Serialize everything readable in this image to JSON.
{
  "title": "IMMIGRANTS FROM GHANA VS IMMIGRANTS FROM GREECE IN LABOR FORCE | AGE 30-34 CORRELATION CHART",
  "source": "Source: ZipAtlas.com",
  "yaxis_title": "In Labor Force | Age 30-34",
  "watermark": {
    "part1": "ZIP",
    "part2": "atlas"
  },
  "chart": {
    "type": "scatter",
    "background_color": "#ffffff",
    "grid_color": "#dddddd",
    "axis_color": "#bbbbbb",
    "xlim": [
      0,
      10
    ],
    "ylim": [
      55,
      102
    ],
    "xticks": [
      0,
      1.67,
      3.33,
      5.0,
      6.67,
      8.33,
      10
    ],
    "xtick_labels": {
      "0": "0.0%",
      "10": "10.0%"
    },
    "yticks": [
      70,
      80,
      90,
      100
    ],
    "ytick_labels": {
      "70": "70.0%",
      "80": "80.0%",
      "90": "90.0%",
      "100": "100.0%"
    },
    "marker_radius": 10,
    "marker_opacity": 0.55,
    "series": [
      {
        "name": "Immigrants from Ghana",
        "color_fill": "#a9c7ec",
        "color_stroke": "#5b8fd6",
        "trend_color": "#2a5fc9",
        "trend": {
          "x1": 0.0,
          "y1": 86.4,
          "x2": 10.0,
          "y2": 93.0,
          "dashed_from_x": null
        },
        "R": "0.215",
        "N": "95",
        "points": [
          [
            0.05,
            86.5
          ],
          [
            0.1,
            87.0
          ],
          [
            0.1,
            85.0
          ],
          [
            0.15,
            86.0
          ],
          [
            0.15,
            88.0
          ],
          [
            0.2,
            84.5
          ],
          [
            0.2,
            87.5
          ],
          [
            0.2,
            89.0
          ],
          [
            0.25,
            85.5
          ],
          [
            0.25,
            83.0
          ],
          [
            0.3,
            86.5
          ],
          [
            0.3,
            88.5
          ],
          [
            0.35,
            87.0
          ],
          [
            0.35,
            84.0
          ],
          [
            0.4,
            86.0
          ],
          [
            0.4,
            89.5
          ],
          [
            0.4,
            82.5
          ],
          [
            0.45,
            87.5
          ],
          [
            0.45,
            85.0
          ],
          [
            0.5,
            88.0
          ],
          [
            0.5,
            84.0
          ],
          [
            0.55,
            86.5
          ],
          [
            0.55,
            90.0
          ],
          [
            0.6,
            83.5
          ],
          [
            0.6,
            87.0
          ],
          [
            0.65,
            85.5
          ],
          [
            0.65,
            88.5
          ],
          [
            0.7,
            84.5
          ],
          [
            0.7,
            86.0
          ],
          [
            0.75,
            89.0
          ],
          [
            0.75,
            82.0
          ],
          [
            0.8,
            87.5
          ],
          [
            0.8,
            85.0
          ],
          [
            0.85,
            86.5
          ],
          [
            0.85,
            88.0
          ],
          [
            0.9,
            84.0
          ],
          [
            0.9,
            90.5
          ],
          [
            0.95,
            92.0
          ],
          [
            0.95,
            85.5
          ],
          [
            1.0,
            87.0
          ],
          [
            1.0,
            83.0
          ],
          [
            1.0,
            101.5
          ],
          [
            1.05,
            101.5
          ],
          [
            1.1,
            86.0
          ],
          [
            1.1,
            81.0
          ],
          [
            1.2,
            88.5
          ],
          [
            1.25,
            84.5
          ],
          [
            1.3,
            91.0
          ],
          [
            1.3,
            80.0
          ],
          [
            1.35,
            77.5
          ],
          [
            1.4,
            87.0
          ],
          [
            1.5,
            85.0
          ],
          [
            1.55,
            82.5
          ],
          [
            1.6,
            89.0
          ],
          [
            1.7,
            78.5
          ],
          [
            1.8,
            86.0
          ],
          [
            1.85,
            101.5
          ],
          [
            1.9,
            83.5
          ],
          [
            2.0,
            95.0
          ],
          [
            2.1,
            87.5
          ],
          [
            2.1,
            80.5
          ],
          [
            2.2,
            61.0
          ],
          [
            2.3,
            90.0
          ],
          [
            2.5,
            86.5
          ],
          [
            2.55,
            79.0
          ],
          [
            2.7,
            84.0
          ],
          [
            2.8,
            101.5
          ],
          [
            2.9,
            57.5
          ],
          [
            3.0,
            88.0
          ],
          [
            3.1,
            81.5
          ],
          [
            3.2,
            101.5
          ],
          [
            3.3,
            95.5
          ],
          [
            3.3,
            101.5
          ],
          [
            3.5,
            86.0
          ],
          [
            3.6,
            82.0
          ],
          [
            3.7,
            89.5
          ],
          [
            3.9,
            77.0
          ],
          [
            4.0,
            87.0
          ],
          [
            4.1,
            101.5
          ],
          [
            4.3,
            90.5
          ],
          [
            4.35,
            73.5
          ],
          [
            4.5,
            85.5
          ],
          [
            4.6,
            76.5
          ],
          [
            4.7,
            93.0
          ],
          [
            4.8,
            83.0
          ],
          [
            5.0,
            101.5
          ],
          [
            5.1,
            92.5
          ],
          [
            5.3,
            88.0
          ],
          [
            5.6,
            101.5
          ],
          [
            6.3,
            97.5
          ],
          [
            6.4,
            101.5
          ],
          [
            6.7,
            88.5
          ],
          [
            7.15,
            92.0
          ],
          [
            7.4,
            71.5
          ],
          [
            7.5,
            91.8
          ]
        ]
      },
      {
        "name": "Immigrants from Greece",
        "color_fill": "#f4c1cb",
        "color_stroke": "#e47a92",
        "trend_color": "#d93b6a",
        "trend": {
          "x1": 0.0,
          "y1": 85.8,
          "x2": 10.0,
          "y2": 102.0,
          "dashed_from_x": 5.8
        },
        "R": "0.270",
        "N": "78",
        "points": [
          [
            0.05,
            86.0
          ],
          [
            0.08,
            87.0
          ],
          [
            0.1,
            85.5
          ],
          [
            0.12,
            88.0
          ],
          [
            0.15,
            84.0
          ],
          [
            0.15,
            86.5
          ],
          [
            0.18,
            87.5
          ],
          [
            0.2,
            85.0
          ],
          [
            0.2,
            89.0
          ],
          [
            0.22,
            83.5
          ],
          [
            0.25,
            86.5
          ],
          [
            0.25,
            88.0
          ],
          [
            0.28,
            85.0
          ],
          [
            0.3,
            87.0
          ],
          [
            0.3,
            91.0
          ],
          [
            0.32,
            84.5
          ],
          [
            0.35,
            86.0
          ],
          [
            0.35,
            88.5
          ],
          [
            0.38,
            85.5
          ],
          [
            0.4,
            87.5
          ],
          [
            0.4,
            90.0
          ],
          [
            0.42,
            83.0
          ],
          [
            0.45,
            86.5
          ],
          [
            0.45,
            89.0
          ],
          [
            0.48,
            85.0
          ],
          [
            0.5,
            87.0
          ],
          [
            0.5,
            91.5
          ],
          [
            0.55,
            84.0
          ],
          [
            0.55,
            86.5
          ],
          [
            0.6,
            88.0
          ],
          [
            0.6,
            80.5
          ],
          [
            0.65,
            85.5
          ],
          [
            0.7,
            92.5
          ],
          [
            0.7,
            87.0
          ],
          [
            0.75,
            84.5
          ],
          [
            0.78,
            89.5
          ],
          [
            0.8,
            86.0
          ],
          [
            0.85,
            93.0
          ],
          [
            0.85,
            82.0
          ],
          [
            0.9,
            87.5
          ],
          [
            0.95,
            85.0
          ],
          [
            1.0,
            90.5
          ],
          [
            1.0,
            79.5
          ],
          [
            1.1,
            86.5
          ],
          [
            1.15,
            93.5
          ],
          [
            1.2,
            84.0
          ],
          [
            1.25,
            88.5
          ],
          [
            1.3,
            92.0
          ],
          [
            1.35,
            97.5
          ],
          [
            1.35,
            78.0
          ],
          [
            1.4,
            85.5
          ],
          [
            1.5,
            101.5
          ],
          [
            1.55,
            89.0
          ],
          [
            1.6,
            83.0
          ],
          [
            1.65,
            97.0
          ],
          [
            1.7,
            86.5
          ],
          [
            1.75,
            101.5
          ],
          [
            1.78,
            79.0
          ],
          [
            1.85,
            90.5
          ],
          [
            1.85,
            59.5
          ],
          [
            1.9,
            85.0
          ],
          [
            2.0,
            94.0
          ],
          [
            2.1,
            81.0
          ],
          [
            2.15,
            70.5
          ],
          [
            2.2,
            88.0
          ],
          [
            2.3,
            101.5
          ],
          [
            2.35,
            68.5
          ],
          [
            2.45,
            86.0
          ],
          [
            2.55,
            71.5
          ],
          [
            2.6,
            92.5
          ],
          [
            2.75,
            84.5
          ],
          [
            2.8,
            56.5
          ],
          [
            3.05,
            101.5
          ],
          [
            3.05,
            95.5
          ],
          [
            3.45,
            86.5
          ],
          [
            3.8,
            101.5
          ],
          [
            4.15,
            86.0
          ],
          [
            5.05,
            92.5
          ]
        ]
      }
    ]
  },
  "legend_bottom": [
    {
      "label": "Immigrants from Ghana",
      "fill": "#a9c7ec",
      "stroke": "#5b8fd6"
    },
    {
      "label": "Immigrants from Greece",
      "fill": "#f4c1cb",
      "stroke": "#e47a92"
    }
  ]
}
━━━
• _Task description_
Go through the listing above and locate each line that holds the word "name". Copy those lines.

• _The output_
        "name": "Immigrants from Ghana",
        "name": "Immigrants from Greece",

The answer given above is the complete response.